- [Prompt]: Count every line where "name" occurs. Give the total alone.
━━━━━━
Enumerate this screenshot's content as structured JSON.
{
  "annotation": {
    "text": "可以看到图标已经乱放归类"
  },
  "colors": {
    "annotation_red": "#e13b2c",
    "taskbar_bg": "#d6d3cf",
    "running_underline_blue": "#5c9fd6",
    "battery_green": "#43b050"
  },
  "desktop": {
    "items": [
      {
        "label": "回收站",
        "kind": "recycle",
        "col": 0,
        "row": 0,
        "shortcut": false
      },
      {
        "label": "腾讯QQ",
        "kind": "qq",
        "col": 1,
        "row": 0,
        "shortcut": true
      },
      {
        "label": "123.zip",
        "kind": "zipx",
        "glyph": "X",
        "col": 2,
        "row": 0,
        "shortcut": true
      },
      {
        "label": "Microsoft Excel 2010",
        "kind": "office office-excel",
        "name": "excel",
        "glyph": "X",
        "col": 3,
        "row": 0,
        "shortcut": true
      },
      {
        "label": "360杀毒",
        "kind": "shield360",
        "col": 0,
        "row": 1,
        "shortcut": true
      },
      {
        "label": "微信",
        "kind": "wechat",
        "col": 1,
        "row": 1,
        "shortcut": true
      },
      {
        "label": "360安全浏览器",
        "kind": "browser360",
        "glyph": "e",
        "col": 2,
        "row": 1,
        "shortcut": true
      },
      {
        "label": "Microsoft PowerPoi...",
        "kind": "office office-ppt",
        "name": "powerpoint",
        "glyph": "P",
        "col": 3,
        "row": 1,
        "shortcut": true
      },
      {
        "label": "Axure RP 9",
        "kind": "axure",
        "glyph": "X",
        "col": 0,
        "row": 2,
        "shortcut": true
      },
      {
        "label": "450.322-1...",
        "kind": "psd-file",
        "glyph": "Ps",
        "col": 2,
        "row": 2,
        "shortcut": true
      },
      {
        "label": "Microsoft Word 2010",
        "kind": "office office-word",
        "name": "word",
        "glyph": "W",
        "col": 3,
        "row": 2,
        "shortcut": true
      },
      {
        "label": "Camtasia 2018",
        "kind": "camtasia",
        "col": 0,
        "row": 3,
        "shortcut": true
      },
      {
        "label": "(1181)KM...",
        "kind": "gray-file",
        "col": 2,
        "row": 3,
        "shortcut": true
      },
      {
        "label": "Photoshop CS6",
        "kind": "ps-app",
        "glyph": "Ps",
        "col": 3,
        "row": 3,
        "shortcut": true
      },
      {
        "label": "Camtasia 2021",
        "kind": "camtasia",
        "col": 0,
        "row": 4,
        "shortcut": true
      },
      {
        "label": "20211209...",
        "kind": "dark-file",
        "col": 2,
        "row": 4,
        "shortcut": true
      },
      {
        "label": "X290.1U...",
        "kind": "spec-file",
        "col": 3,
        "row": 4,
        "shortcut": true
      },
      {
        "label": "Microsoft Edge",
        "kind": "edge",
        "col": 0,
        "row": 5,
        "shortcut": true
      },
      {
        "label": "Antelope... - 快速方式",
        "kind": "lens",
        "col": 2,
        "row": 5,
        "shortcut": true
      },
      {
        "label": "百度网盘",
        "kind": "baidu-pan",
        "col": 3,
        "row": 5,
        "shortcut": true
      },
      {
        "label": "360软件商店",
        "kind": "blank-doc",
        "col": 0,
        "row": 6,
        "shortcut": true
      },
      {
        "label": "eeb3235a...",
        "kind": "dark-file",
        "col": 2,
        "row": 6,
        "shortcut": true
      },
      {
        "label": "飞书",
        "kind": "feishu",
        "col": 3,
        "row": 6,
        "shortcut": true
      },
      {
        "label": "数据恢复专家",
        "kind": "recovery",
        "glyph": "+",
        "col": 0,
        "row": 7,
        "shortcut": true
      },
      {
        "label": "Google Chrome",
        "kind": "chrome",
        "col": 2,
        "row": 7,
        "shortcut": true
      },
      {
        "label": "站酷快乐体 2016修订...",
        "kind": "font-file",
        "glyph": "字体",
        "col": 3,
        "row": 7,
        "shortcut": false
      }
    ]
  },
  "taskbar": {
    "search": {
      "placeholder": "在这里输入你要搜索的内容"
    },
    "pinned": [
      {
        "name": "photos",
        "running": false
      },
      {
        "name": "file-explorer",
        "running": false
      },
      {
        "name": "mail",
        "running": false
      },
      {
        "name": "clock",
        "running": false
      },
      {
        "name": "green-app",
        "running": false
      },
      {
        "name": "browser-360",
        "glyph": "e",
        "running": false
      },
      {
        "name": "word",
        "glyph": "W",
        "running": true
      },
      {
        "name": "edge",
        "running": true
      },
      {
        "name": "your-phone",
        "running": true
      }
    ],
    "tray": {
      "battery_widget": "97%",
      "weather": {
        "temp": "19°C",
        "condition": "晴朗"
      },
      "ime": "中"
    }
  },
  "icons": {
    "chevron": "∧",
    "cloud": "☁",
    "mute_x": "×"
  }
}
━━━━━━
- [Completed task]: 12